## [Aim]
State only the number of lines that contain the string "ylabel".

## [Dataset content]
= = =

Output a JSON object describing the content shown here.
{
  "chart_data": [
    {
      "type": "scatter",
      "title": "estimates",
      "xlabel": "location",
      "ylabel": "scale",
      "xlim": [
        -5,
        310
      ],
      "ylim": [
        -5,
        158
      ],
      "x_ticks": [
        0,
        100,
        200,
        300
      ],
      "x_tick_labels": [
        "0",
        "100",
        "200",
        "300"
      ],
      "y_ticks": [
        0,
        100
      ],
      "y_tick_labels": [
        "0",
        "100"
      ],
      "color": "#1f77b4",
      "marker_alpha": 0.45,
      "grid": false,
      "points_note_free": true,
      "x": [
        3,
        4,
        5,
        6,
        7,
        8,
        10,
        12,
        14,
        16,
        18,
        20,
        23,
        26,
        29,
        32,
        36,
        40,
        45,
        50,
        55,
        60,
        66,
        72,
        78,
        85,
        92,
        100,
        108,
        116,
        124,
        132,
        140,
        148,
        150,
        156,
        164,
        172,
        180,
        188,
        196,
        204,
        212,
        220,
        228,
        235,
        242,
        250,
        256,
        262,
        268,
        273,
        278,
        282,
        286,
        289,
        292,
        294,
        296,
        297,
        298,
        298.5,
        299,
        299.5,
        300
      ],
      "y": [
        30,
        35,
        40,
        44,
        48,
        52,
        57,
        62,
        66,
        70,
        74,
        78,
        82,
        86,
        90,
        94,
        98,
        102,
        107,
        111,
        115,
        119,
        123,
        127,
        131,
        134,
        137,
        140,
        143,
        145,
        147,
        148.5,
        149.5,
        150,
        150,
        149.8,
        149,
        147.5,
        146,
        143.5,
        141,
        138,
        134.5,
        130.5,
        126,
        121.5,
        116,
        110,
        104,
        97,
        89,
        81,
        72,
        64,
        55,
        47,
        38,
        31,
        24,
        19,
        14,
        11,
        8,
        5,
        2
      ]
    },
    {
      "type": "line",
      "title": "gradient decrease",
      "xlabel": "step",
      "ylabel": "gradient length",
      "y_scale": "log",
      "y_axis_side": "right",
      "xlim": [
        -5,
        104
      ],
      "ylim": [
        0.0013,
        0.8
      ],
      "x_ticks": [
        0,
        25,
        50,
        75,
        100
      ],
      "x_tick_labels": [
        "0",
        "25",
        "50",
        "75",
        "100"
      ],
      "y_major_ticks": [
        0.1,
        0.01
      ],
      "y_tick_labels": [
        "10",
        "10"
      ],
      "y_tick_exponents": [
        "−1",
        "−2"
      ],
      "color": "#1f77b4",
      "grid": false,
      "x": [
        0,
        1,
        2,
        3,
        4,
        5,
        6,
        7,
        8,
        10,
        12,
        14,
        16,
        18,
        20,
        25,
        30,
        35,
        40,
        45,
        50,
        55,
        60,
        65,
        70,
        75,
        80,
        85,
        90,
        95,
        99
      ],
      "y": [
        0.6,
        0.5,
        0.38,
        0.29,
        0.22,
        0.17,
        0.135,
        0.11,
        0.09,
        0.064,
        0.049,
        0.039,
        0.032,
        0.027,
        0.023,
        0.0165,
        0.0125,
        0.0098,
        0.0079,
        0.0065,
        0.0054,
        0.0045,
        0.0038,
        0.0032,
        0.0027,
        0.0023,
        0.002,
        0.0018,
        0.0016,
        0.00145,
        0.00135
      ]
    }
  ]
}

= = =

## [Expected answer]
2